## Information supplied

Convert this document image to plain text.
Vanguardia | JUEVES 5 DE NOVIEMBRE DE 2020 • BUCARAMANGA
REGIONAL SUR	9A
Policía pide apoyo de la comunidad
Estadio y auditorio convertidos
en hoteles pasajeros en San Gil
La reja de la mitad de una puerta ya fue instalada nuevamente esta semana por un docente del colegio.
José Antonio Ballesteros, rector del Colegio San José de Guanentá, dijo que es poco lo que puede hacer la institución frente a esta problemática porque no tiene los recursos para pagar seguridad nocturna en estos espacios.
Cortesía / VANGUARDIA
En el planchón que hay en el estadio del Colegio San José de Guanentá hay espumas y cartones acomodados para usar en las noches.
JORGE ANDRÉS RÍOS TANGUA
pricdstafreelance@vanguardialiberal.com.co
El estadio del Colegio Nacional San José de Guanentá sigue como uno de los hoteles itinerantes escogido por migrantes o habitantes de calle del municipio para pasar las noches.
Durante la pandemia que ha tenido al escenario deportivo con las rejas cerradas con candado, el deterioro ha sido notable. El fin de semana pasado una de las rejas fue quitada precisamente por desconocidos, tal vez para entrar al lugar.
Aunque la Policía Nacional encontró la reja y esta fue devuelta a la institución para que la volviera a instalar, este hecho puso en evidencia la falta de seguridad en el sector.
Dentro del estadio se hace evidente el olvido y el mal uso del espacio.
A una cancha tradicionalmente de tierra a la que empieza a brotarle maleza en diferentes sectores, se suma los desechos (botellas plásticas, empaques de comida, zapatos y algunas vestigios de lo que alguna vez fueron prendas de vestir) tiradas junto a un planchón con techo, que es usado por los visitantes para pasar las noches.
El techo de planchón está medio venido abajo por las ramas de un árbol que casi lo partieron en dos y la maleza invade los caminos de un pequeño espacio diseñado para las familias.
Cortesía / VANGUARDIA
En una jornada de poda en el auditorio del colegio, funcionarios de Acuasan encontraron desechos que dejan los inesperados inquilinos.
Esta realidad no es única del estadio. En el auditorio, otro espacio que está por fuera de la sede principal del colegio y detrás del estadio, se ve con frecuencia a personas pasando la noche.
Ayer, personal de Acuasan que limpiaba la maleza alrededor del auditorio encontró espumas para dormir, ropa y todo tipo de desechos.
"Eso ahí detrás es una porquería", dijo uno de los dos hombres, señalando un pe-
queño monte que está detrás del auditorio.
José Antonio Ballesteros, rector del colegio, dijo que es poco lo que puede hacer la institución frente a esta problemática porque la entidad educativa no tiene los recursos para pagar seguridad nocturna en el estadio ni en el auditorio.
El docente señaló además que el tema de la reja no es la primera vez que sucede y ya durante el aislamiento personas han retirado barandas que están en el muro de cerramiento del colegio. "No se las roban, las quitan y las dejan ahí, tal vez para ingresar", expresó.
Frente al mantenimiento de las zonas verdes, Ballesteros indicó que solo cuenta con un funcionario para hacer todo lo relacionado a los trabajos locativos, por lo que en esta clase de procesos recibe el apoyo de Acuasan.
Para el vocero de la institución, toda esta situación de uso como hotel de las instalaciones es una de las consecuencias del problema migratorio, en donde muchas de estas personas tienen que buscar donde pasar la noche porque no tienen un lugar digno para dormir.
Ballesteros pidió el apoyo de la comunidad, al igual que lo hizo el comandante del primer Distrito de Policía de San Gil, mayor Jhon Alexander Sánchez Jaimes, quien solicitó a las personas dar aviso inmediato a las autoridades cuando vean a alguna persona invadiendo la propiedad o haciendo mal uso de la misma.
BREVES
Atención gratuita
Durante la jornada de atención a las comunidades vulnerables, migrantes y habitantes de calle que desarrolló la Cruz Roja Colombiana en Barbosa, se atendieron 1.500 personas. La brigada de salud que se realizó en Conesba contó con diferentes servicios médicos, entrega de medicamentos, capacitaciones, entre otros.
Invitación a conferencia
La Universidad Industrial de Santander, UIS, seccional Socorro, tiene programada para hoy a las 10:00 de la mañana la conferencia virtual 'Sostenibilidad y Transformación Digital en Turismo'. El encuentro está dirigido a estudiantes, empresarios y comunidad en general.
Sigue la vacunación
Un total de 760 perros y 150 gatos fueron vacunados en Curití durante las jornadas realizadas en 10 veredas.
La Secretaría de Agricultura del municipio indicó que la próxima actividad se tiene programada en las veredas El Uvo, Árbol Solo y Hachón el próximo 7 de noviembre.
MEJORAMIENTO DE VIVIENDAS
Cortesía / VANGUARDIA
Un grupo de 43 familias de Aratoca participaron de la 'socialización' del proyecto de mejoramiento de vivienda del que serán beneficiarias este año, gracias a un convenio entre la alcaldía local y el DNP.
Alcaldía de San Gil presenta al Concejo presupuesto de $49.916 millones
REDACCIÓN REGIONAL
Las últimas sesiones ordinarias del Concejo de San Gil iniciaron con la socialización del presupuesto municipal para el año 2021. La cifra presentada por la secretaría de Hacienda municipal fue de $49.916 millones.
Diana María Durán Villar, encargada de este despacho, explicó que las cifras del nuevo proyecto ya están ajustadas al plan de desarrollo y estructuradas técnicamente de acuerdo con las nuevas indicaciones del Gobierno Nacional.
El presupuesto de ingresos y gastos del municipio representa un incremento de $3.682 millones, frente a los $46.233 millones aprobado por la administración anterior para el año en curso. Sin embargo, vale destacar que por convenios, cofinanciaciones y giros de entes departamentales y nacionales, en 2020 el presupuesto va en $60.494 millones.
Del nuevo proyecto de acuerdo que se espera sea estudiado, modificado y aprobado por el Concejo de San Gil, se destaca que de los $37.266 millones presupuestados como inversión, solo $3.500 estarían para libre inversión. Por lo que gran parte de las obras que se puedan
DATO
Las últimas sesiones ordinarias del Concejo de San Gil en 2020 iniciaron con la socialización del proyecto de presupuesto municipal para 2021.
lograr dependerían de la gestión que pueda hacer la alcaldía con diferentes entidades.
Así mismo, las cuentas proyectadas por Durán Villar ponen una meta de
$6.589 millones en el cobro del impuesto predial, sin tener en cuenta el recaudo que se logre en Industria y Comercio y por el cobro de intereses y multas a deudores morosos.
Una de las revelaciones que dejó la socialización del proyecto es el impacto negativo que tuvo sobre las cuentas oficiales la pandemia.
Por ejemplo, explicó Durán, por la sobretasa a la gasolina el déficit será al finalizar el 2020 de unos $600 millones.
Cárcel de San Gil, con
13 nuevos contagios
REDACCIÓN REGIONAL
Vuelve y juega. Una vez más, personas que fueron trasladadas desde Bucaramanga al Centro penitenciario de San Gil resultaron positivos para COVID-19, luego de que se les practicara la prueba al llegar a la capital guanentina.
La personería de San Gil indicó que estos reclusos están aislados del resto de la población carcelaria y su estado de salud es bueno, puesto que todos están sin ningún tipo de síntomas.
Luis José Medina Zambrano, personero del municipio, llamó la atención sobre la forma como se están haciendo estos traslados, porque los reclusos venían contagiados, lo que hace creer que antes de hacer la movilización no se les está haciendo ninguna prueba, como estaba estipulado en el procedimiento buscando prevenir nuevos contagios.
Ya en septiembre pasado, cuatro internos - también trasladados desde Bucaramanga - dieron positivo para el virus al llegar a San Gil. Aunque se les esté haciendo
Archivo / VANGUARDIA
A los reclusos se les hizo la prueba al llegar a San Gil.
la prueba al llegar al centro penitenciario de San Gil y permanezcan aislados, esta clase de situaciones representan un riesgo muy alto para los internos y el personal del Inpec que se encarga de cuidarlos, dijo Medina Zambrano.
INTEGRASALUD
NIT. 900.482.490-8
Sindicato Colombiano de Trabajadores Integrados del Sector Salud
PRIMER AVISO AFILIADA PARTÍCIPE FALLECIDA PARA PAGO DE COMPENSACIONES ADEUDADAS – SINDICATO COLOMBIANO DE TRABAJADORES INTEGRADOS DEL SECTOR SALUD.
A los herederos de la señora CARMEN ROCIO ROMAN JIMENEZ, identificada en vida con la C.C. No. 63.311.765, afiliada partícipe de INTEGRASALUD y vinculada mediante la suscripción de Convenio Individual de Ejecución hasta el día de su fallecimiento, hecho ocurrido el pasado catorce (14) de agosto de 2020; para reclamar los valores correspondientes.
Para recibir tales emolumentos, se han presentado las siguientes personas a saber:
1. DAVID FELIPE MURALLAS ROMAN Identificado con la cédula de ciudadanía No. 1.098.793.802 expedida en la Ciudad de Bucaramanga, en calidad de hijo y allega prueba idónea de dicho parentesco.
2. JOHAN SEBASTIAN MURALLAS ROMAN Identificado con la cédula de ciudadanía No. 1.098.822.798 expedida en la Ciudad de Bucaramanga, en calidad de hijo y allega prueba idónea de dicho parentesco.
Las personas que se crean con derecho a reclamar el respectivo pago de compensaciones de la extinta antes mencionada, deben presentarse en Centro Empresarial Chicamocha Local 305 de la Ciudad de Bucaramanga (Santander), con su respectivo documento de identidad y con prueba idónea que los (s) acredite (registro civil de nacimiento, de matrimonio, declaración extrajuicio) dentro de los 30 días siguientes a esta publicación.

## What is expected
Scan the data above and copy each line containing the word "calidad".

## Task output
1. DAVID FELIPE MURALLAS ROMAN Identificado con la cédula de ciudadanía No. 1.098.793.802 expedida en la Ciudad de Bucaramanga, en calidad de hijo y allega prueba idónea de dicho parentesco.
2. JOHAN SEBASTIAN MURALLAS ROMAN Identificado con la cédula de ciudadanía No. 1.098.822.798 expedida en la Ciudad de Bucaramanga, en calidad de hijo y allega prueba idónea de dicho parentesco.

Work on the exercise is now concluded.